____ Source data

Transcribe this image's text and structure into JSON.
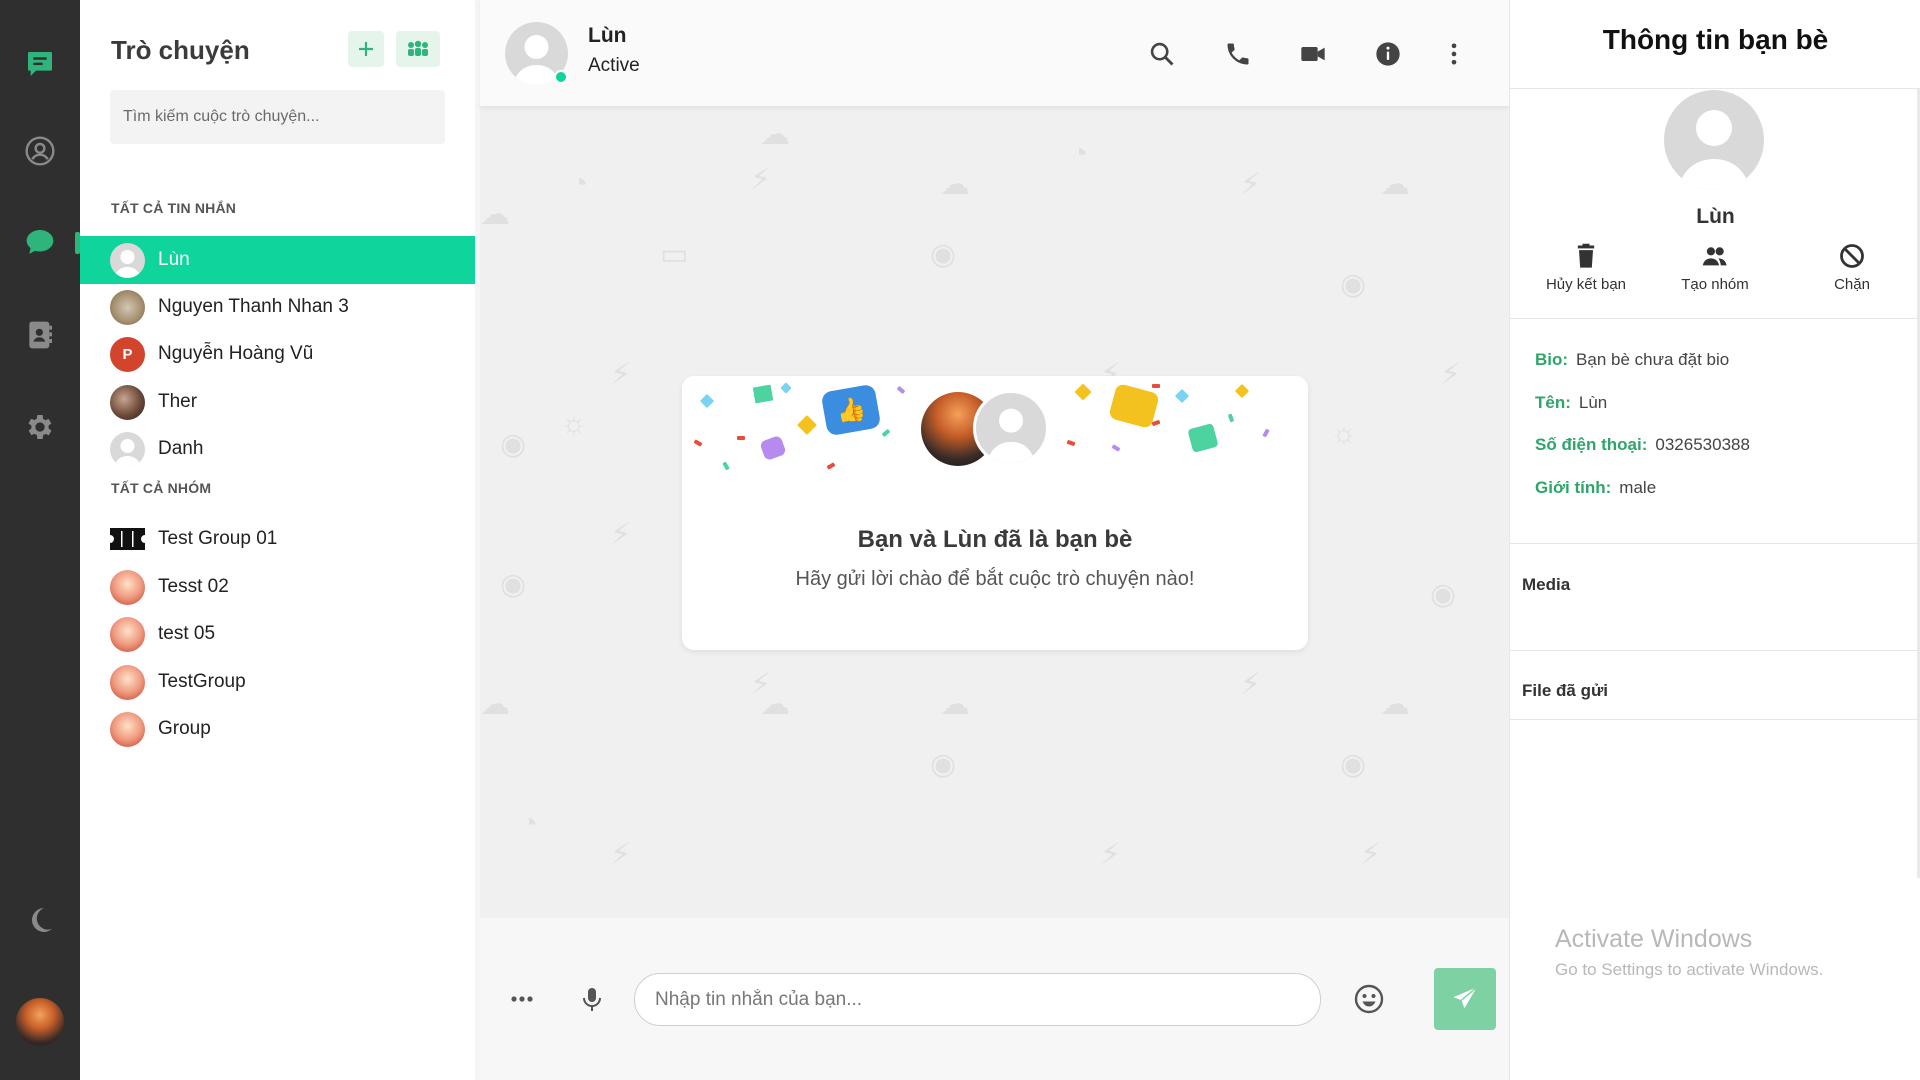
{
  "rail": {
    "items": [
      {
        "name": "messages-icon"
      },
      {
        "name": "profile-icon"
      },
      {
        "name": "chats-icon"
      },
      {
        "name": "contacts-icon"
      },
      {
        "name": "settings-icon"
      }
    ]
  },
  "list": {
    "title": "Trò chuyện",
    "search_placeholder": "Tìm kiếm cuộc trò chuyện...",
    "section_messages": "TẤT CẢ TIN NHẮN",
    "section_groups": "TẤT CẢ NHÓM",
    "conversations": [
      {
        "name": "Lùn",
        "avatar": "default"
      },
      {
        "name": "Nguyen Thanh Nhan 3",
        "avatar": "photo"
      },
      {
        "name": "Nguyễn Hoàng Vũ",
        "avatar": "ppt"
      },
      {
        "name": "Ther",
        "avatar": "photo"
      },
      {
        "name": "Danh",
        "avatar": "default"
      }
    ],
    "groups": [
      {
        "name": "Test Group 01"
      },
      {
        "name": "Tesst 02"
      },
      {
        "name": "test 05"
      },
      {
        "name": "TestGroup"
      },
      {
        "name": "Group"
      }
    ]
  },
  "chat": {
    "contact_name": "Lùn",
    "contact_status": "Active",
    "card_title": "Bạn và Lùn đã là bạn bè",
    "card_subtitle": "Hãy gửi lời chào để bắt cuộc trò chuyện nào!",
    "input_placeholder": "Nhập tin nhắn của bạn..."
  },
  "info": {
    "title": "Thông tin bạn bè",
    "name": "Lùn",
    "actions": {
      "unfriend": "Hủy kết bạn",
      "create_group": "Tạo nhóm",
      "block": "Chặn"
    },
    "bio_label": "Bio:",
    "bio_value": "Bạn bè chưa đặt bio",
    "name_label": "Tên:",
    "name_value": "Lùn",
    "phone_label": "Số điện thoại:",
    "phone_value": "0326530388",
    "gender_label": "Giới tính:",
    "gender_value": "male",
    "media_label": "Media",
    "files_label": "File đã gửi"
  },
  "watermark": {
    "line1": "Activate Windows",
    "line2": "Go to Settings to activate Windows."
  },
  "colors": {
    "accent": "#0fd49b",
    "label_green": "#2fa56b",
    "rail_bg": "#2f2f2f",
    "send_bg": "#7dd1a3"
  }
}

________
____ Source data

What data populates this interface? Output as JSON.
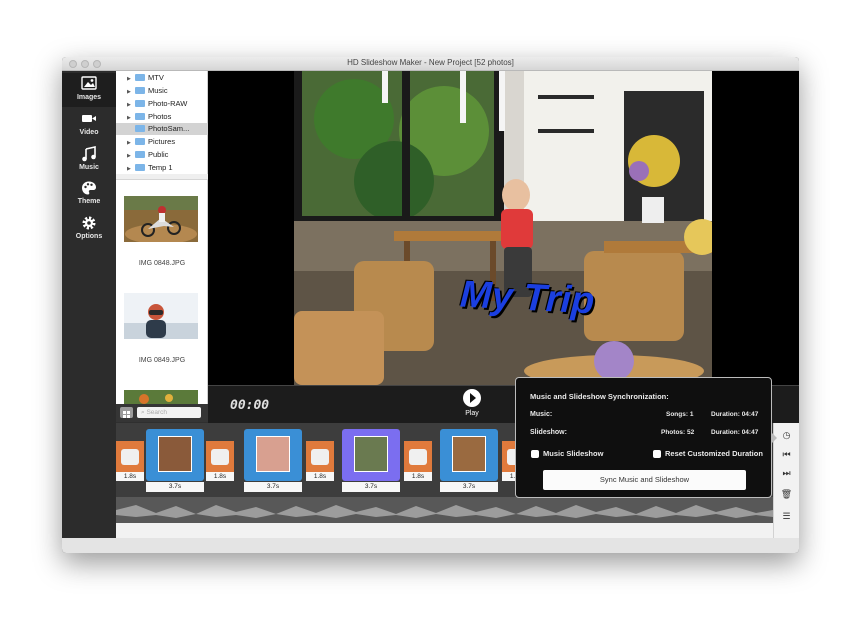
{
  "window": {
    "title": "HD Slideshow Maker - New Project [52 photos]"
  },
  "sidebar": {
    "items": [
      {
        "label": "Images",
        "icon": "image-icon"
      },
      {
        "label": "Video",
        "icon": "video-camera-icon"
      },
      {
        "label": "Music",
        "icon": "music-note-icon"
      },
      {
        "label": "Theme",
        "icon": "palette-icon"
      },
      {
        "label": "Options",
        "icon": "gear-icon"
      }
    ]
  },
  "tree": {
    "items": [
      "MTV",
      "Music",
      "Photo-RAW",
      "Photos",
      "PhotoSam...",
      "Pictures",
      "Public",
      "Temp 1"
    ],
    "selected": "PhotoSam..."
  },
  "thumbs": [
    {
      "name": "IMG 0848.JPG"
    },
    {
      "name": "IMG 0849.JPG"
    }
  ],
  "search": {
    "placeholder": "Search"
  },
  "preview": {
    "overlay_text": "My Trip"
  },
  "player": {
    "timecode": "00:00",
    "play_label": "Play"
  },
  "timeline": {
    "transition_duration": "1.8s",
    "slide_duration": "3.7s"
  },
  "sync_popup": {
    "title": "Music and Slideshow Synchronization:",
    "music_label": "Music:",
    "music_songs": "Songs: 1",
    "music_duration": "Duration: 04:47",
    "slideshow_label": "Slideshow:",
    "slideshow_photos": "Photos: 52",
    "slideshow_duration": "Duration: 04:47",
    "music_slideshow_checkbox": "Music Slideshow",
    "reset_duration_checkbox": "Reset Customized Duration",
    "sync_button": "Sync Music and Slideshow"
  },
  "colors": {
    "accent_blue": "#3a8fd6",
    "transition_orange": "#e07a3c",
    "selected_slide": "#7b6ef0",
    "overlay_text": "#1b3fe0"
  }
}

________

§ **What to do**:
Copy out each line of the material that holds the word "JSON".

§ **Exercise solution**:
Transcribe this image's text and structure into JSON.
What data populates this interface? Output as JSON.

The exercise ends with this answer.